Start of PROVIDED ENTRIES

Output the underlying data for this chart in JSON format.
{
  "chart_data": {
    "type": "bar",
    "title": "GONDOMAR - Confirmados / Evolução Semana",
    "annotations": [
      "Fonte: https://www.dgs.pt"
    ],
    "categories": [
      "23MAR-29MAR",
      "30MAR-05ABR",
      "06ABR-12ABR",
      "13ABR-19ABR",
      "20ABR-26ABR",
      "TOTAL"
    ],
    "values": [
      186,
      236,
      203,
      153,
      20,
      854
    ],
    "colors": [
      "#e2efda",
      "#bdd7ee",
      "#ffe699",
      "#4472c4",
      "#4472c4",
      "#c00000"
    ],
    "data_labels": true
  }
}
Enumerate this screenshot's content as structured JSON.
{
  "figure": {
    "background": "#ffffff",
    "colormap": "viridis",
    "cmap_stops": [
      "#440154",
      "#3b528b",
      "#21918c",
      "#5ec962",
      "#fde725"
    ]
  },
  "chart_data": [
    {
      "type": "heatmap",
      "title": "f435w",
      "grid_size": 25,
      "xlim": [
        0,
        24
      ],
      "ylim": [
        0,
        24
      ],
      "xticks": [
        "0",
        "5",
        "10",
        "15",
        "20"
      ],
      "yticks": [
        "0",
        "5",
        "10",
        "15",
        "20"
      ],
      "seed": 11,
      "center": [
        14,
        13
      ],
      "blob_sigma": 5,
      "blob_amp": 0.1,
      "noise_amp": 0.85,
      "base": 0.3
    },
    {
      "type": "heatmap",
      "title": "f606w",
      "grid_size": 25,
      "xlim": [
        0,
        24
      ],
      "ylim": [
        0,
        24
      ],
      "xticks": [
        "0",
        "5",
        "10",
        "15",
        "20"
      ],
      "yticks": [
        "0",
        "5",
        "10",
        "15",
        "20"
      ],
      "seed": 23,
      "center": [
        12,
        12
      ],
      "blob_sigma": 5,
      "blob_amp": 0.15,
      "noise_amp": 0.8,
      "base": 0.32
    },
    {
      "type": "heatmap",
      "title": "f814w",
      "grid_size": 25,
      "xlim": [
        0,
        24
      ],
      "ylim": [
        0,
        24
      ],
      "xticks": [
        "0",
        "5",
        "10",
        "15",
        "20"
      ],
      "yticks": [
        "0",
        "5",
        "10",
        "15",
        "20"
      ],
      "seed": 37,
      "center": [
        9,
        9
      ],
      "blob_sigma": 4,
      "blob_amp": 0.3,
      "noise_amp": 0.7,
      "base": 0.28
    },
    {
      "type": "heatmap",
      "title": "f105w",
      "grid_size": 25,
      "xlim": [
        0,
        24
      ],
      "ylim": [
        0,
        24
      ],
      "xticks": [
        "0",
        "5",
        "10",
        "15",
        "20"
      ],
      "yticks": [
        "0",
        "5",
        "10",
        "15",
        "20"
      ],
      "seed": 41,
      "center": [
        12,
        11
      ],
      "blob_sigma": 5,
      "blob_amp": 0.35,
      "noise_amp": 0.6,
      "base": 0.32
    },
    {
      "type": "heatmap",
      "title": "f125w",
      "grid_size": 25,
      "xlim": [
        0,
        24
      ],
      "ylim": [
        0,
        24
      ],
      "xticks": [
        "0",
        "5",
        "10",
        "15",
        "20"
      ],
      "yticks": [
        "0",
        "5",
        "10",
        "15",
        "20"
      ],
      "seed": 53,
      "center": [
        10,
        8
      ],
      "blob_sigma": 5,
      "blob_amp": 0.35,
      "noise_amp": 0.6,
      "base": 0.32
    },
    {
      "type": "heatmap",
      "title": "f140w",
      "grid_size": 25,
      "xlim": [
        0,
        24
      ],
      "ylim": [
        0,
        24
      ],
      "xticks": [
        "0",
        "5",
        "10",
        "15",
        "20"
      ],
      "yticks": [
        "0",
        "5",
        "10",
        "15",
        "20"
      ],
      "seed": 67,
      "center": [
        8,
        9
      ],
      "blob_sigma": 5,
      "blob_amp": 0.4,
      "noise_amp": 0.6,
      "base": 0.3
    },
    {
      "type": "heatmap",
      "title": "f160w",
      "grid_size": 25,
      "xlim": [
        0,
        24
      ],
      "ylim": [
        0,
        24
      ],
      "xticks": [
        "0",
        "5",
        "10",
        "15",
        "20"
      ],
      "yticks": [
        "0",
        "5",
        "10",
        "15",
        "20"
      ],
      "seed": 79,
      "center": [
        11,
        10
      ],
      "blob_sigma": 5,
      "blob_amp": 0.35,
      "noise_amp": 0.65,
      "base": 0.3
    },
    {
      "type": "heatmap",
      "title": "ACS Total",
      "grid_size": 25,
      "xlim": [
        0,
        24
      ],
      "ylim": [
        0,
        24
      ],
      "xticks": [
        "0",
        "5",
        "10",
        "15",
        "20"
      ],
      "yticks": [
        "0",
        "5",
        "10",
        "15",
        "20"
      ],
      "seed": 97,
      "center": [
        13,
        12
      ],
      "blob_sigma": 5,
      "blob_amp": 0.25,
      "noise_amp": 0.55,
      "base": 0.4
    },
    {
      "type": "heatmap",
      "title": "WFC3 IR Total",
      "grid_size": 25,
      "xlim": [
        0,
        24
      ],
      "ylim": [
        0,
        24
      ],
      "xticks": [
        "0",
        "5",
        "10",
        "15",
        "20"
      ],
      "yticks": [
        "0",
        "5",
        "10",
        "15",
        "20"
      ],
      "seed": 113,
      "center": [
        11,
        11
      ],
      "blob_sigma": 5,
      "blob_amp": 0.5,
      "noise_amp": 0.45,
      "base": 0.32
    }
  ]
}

End of PROVIDED ENTRIES

## THE EXERCISE
The answer must consist solely of the number of lines in the entries that contain the word "seed".

## THE COMPLETED TASK
9